§ **RECORDS FOR THE TASK**
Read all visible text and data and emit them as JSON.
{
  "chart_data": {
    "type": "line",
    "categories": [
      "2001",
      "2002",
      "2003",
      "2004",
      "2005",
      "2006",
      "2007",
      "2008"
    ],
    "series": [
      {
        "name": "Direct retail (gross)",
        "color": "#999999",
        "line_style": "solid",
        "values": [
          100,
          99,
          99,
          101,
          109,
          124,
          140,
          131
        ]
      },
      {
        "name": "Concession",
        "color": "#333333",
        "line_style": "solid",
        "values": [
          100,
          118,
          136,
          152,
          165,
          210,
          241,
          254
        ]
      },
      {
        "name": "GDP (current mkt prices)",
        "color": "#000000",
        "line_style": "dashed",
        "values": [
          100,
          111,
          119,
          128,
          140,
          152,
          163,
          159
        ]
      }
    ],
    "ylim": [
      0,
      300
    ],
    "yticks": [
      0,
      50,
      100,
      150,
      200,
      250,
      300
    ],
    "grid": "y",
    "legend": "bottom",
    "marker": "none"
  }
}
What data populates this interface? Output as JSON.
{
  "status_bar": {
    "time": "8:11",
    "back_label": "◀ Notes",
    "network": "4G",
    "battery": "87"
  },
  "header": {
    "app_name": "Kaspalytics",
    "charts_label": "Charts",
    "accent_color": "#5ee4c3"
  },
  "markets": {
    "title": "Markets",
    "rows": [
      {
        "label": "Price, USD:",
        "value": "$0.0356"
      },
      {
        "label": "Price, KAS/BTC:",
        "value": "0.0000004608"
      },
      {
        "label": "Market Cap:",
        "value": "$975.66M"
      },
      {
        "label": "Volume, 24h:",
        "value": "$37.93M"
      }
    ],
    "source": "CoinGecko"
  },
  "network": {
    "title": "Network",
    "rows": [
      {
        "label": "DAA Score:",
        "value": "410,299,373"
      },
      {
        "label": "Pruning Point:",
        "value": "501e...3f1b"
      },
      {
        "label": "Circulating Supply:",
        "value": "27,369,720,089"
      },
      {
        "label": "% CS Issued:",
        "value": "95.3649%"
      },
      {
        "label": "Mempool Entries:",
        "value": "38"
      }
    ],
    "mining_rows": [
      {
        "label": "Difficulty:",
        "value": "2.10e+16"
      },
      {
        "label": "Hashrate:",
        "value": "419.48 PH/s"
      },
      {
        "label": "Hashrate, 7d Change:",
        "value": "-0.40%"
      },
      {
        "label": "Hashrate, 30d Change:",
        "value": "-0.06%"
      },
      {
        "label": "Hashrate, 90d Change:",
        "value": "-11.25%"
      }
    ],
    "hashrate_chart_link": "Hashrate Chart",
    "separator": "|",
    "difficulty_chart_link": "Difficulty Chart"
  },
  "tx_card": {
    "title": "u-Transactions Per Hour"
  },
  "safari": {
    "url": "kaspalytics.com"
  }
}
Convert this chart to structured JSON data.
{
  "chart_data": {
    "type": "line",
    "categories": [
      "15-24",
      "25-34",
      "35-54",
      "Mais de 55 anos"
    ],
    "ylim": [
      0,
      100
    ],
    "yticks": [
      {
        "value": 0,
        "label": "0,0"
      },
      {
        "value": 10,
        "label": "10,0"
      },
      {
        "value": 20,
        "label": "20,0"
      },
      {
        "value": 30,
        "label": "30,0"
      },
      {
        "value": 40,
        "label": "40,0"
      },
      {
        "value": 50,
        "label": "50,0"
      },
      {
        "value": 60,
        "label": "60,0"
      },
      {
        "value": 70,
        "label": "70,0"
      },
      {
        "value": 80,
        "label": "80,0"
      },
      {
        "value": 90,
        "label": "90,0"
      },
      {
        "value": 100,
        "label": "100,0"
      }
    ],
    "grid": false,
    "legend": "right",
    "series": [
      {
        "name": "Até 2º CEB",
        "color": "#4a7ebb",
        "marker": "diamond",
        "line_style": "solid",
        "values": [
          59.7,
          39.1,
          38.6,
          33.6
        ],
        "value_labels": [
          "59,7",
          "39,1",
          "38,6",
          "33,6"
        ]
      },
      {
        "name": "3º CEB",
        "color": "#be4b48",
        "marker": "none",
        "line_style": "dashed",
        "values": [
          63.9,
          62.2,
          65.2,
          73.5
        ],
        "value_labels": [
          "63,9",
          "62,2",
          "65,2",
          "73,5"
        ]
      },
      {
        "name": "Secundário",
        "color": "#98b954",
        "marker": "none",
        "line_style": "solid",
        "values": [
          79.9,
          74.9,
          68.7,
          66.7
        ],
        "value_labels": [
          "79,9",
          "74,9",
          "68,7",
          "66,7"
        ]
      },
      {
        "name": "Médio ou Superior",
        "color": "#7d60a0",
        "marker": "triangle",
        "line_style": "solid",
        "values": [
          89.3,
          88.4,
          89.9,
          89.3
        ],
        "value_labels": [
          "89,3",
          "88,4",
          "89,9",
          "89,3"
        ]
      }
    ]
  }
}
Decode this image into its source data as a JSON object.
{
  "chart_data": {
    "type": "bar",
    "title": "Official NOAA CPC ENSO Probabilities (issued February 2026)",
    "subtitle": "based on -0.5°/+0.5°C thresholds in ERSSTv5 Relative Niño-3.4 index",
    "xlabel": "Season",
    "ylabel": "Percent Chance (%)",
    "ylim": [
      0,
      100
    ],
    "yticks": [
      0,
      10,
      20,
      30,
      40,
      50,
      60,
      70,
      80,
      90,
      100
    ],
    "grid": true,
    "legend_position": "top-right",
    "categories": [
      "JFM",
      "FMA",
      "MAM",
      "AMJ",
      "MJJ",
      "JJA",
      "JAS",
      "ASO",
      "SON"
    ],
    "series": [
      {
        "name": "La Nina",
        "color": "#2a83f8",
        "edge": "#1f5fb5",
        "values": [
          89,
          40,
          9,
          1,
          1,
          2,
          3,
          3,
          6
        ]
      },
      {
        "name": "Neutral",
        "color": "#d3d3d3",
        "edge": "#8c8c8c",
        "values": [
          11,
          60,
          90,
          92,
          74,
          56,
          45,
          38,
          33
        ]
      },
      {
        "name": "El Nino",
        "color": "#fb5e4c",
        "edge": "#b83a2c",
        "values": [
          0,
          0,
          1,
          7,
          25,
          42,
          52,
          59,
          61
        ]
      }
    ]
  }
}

§ **WHAT YOU HAVE TO DO**
Can you give every line above again, exactly as written?

§ **TASK RESPONSE**
Read all visible text and data and emit them as JSON.
{
  "chart_data": {
    "type": "line",
    "categories": [
      "2001",
      "2002",
      "2003",
      "2004",
      "2005",
      "2006",
      "2007",
      "2008"
    ],
    "series": [
      {
        "name": "Direct retail (gross)",
        "color": "#999999",
        "line_style": "solid",
        "values": [
          100,
          99,
          99,
          101,
          109,
          124,
          140,
          131
        ]
      },
      {
        "name": "Concession",
        "color": "#333333",
        "line_style": "solid",
        "values": [
          100,
          118,
          136,
          152,
          165,
          210,
          241,
          254
        ]
      },
      {
        "name": "GDP (current mkt prices)",
        "color": "#000000",
        "line_style": "dashed",
        "values": [
          100,
          111,
          119,
          128,
          140,
          152,
          163,
          159
        ]
      }
    ],
    "ylim": [
      0,
      300
    ],
    "yticks": [
      0,
      50,
      100,
      150,
      200,
      250,
      300
    ],
    "grid": "y",
    "legend": "bottom",
    "marker": "none"
  }
}
What data populates this interface? Output as JSON.
{
  "status_bar": {
    "time": "8:11",
    "back_label": "◀ Notes",
    "network": "4G",
    "battery": "87"
  },
  "header": {
    "app_name": "Kaspalytics",
    "charts_label": "Charts",
    "accent_color": "#5ee4c3"
  },
  "markets": {
    "title": "Markets",
    "rows": [
      {
        "label": "Price, USD:",
        "value": "$0.0356"
      },
      {
        "label": "Price, KAS/BTC:",
        "value": "0.0000004608"
      },
      {
        "label": "Market Cap:",
        "value": "$975.66M"
      },
      {
        "label": "Volume, 24h:",
        "value": "$37.93M"
      }
    ],
    "source": "CoinGecko"
  },
  "network": {
    "title": "Network",
    "rows": [
      {
        "label": "DAA Score:",
        "value": "410,299,373"
      },
      {
        "label": "Pruning Point:",
        "value": "501e...3f1b"
      },
      {
        "label": "Circulating Supply:",
        "value": "27,369,720,089"
      },
      {
        "label": "% CS Issued:",
        "value": "95.3649%"
      },
      {
        "label": "Mempool Entries:",
        "value": "38"
      }
    ],
    "mining_rows": [
      {
        "label": "Difficulty:",
        "value": "2.10e+16"
      },
      {
        "label": "Hashrate:",
        "value": "419.48 PH/s"
      },
      {
        "label": "Hashrate, 7d Change:",
        "value": "-0.40%"
      },
      {
        "label": "Hashrate, 30d Change:",
        "value": "-0.06%"
      },
      {
        "label": "Hashrate, 90d Change:",
        "value": "-11.25%"
      }
    ],
    "hashrate_chart_link": "Hashrate Chart",
    "separator": "|",
    "difficulty_chart_link": "Difficulty Chart"
  },
  "tx_card": {
    "title": "u-Transactions Per Hour"
  },
  "safari": {
    "url": "kaspalytics.com"
  }
}
Convert this chart to structured JSON data.
{
  "chart_data": {
    "type": "line",
    "categories": [
      "15-24",
      "25-34",
      "35-54",
      "Mais de 55 anos"
    ],
    "ylim": [
      0,
      100
    ],
    "yticks": [
      {
        "value": 0,
        "label": "0,0"
      },
      {
        "value": 10,
        "label": "10,0"
      },
      {
        "value": 20,
        "label": "20,0"
      },
      {
        "value": 30,
        "label": "30,0"
      },
      {
        "value": 40,
        "label": "40,0"
      },
      {
        "value": 50,
        "label": "50,0"
      },
      {
        "value": 60,
        "label": "60,0"
      },
      {
        "value": 70,
        "label": "70,0"
      },
      {
        "value": 80,
        "label": "80,0"
      },
      {
        "value": 90,
        "label": "90,0"
      },
      {
        "value": 100,
        "label": "100,0"
      }
    ],
    "grid": false,
    "legend": "right",
    "series": [
      {
        "name": "Até 2º CEB",
        "color": "#4a7ebb",
        "marker": "diamond",
        "line_style": "solid",
        "values": [
          59.7,
          39.1,
          38.6,
          33.6
        ],
        "value_labels": [
          "59,7",
          "39,1",
          "38,6",
          "33,6"
        ]
      },
      {
        "name": "3º CEB",
        "color": "#be4b48",
        "marker": "none",
        "line_style": "dashed",
        "values": [
          63.9,
          62.2,
          65.2,
          73.5
        ],
        "value_labels": [
          "63,9",
          "62,2",
          "65,2",
          "73,5"
        ]
      },
      {
        "name": "Secundário",
        "color": "#98b954",
        "marker": "none",
        "line_style": "solid",
        "values": [
          79.9,
          74.9,
          68.7,
          66.7
        ],
        "value_labels": [
          "79,9",
          "74,9",
          "68,7",
          "66,7"
        ]
      },
      {
        "name": "Médio ou Superior",
        "color": "#7d60a0",
        "marker": "triangle",
        "line_style": "solid",
        "values": [
          89.3,
          88.4,
          89.9,
          89.3
        ],
        "value_labels": [
          "89,3",
          "88,4",
          "89,9",
          "89,3"
        ]
      }
    ]
  }
}
Decode this image into its source data as a JSON object.
{
  "chart_data": {
    "type": "bar",
    "title": "Official NOAA CPC ENSO Probabilities (issued February 2026)",
    "subtitle": "based on -0.5°/+0.5°C thresholds in ERSSTv5 Relative Niño-3.4 index",
    "xlabel": "Season",
    "ylabel": "Percent Chance (%)",
    "ylim": [
      0,
      100
    ],
    "yticks": [
      0,
      10,
      20,
      30,
      40,
      50,
      60,
      70,
      80,
      90,
      100
    ],
    "grid": true,
    "legend_position": "top-right",
    "categories": [
      "JFM",
      "FMA",
      "MAM",
      "AMJ",
      "MJJ",
      "JJA",
      "JAS",
      "ASO",
      "SON"
    ],
    "series": [
      {
        "name": "La Nina",
        "color": "#2a83f8",
        "edge": "#1f5fb5",
        "values": [
          89,
          40,
          9,
          1,
          1,
          2,
          3,
          3,
          6
        ]
      },
      {
        "name": "Neutral",
        "color": "#d3d3d3",
        "edge": "#8c8c8c",
        "values": [
          11,
          60,
          90,
          92,
          74,
          56,
          45,
          38,
          33
        ]
      },
      {
        "name": "El Nino",
        "color": "#fb5e4c",
        "edge": "#b83a2c",
        "values": [
          0,
          0,
          1,
          7,
          25,
          42,
          52,
          59,
          61
        ]
      }
    ]
  }
}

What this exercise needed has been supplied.